◆ **TEKS YANG DISEDIAKAN**
• • • • •

Menjamurnya Penjual Es Teh
Bicara tentang penjual es teh tentu sudah bukan hal asing. Mungkin saban hari kita selalu melihat orang jualan es teh. Bahkan dua tahun belakangan ini hampir setiap 10 meter kita jumpa dengan penjualan es teh. Es teh nusantara, es teh kota, es teh desa, es teh solo, es teh cekek, es teh wali, es teh mantan, es teh es teh lainnya. Banyam meruah, tinggal pilih. Seolah penjual es teh itu baru bangkit dari tidur panjang dan harus segera eksis. Nyata memang tidak bisa kita tolak, bisnis es teh ini lumayan menjanjikan dan selalu ada peminatnya dalam segala cuaca.

• • • • •

◆ **ISI DATA**
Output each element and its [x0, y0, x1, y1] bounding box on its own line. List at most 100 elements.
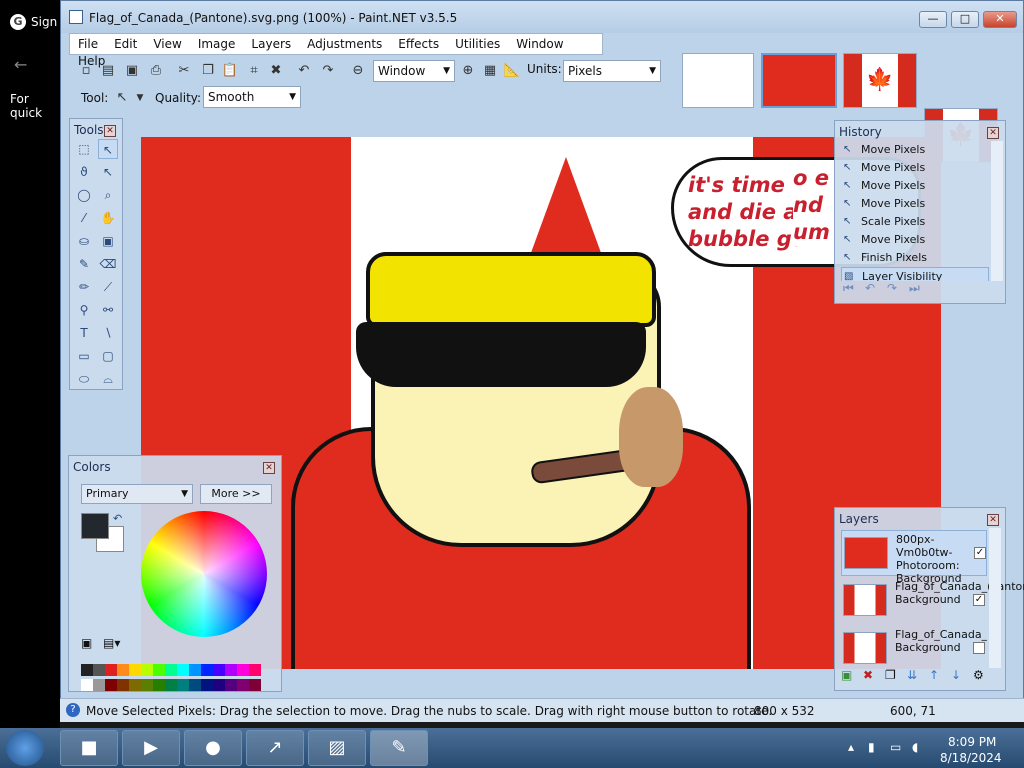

• • • • •

◆ **TUGAS YANG DIBERIKAN**
(1) Kembalikan bagian teks tentang penjual es teh mulai dari "Menjamurnya Penjual Es" sampai dengan "dalam segala cuaca." tanpa mengubah satu kata pun.
(2) Tentukan apakah setiap pernyataan berikut sesuai dengan teks tentang penjual es teh, lalu jawab ya atau tidak dengan mengutip kata-kata teks yang menentukan jawabannya. (a) Dalam dua tahun belakangan, penjualan es teh dijumpai hampir setiap 10 meter. (b) Bisnis es teh hanya diminati ketika cuaca panas. (c) Penjual es teh masih dianggap hal asing.
(3) Sebutkan semua nama es teh yang tercantum dalam teks tentang penjual es teh.

◆ **HASIL BERURUTAN**
(1)
Menjamurnya Penjual Es Teh
Bicara tentang penjual es teh tentu sudah bukan hal asing. Mungkin saban hari kita selalu melihat orang jualan es teh. Bahkan dua tahun belakangan ini hampir setiap 10 meter kita jumpa dengan penjualan es teh. Es teh nusantara, es teh kota, es teh desa, es teh solo, es teh cekek, es teh wali, es teh mantan, es teh es teh lainnya. Banyam meruah, tinggal pilih. Seolah penjual es teh itu baru bangkit dari tidur panjang dan harus segera eksis. Nyata memang tidak bisa kita tolak, bisnis es teh ini lumayan menjanjikan dan selalu ada peminatnya dalam segala cuaca.

(2)
(a) Ya: "Bahkan dua tahun belakangan ini hampir setiap 10 meter kita jumpa dengan penjualan es teh."
(b) Tidak: "selalu ada peminatnya dalam segala cuaca."
(c) Tidak: "Bicara tentang penjual es teh tentu sudah bukan hal asing."

(3)
- es teh nusantara
- es teh kota
- es teh desa
- es teh solo
- es teh cekek
- es teh wali
- es teh mantan